▸ **Information supplied**

---+---

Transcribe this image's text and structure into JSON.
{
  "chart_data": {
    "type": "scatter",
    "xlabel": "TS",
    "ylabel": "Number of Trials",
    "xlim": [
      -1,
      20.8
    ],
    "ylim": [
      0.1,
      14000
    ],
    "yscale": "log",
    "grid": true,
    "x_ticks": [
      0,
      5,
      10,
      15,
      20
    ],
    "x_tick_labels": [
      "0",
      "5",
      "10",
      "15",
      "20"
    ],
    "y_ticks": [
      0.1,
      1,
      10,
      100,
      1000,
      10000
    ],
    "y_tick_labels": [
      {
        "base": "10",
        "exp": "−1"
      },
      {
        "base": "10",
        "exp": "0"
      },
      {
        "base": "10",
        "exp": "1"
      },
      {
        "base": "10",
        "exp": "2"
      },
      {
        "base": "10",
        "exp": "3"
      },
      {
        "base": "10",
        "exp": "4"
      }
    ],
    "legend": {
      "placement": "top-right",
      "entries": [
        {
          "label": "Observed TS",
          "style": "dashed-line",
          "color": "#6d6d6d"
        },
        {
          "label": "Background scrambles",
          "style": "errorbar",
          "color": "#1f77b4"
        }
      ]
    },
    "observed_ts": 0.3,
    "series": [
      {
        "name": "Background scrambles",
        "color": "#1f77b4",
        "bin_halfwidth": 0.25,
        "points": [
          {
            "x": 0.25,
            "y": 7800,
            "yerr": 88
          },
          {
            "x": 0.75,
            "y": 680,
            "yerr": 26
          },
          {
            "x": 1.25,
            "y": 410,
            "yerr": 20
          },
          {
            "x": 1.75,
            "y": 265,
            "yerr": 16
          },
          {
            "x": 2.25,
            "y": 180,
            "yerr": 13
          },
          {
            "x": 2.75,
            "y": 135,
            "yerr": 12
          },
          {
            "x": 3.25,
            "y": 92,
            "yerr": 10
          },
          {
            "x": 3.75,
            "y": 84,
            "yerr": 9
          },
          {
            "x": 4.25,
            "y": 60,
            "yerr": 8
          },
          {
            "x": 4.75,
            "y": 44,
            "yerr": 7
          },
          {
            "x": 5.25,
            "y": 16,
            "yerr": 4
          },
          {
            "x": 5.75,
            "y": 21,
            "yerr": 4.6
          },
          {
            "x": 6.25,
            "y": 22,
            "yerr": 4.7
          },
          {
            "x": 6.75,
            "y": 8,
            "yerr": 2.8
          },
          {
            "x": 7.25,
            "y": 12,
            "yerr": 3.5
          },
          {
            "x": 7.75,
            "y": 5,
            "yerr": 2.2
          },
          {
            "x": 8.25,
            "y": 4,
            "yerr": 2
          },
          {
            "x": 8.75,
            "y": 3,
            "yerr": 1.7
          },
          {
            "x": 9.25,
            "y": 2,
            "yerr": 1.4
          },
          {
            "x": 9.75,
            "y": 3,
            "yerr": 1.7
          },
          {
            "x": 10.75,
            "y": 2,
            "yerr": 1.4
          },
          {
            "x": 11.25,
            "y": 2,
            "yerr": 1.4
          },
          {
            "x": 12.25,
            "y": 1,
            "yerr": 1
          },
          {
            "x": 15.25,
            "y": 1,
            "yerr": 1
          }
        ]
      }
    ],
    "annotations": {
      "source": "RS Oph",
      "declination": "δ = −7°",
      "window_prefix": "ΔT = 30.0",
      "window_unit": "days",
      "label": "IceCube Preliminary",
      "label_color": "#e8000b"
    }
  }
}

---+---

▸ **Directions for this task**
Only lines with the word "Background" are wanted, so copy each one from the records.

▸ **Task response**
          "label": "Background scrambles",
        "name": "Background scrambles",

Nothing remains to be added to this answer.